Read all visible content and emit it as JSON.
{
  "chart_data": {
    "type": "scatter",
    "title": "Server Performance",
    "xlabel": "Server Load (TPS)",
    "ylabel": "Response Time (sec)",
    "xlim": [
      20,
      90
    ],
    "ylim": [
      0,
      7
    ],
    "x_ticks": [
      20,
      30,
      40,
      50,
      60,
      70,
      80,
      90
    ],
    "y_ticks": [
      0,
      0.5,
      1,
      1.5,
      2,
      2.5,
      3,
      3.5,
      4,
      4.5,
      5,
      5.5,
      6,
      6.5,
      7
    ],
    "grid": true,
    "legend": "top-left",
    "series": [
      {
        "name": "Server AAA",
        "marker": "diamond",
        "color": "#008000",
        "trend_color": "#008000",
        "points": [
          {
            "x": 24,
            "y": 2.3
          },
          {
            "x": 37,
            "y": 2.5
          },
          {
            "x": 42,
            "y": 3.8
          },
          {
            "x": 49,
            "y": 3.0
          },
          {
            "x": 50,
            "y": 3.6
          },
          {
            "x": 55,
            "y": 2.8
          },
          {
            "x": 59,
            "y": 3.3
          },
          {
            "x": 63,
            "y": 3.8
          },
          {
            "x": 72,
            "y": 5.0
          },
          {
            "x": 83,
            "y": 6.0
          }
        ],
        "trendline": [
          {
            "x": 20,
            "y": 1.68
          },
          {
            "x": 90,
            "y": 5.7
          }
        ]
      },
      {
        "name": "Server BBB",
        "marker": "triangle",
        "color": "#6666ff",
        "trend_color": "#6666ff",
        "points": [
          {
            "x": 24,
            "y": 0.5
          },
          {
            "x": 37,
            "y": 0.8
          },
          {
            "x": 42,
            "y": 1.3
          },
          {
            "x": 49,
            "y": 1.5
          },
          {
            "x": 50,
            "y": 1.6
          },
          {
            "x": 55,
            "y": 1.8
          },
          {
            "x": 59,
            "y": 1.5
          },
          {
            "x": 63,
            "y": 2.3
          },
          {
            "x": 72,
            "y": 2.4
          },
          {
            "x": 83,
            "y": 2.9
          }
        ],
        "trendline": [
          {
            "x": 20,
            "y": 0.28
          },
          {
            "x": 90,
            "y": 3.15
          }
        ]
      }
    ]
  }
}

• • • • • • •

Give a word-for-word copy of the records.

§ Response below:
Read all visible content and emit it as JSON.
{
  "chart_data": {
    "type": "scatter",
    "title": "Server Performance",
    "xlabel": "Server Load (TPS)",
    "ylabel": "Response Time (sec)",
    "xlim": [
      20,
      90
    ],
    "ylim": [
      0,
      7
    ],
    "x_ticks": [
      20,
      30,
      40,
      50,
      60,
      70,
      80,
      90
    ],
    "y_ticks": [
      0,
      0.5,
      1,
      1.5,
      2,
      2.5,
      3,
      3.5,
      4,
      4.5,
      5,
      5.5,
      6,
      6.5,
      7
    ],
    "grid": true,
    "legend": "top-left",
    "series": [
      {
        "name": "Server AAA",
        "marker": "diamond",
        "color": "#008000",
        "trend_color": "#008000",
        "points": [
          {
            "x": 24,
            "y": 2.3
          },
          {
            "x": 37,
            "y": 2.5
          },
          {
            "x": 42,
            "y": 3.8
          },
          {
            "x": 49,
            "y": 3.0
          },
          {
            "x": 50,
            "y": 3.6
          },
          {
            "x": 55,
            "y": 2.8
          },
          {
            "x": 59,
            "y": 3.3
          },
          {
            "x": 63,
            "y": 3.8
          },
          {
            "x": 72,
            "y": 5.0
          },
          {
            "x": 83,
            "y": 6.0
          }
        ],
        "trendline": [
          {
            "x": 20,
            "y": 1.68
          },
          {
            "x": 90,
            "y": 5.7
          }
        ]
      },
      {
        "name": "Server BBB",
        "marker": "triangle",
        "color": "#6666ff",
        "trend_color": "#6666ff",
        "points": [
          {
            "x": 24,
            "y": 0.5
          },
          {
            "x": 37,
            "y": 0.8
          },
          {
            "x": 42,
            "y": 1.3
          },
          {
            "x": 49,
            "y": 1.5
          },
          {
            "x": 50,
            "y": 1.6
          },
          {
            "x": 55,
            "y": 1.8
          },
          {
            "x": 59,
            "y": 1.5
          },
          {
            "x": 63,
            "y": 2.3
          },
          {
            "x": 72,
            "y": 2.4
          },
          {
            "x": 83,
            "y": 2.9
          }
        ],
        "trendline": [
          {
            "x": 20,
            "y": 0.28
          },
          {
            "x": 90,
            "y": 3.15
          }
        ]
      }
    ]
  }
}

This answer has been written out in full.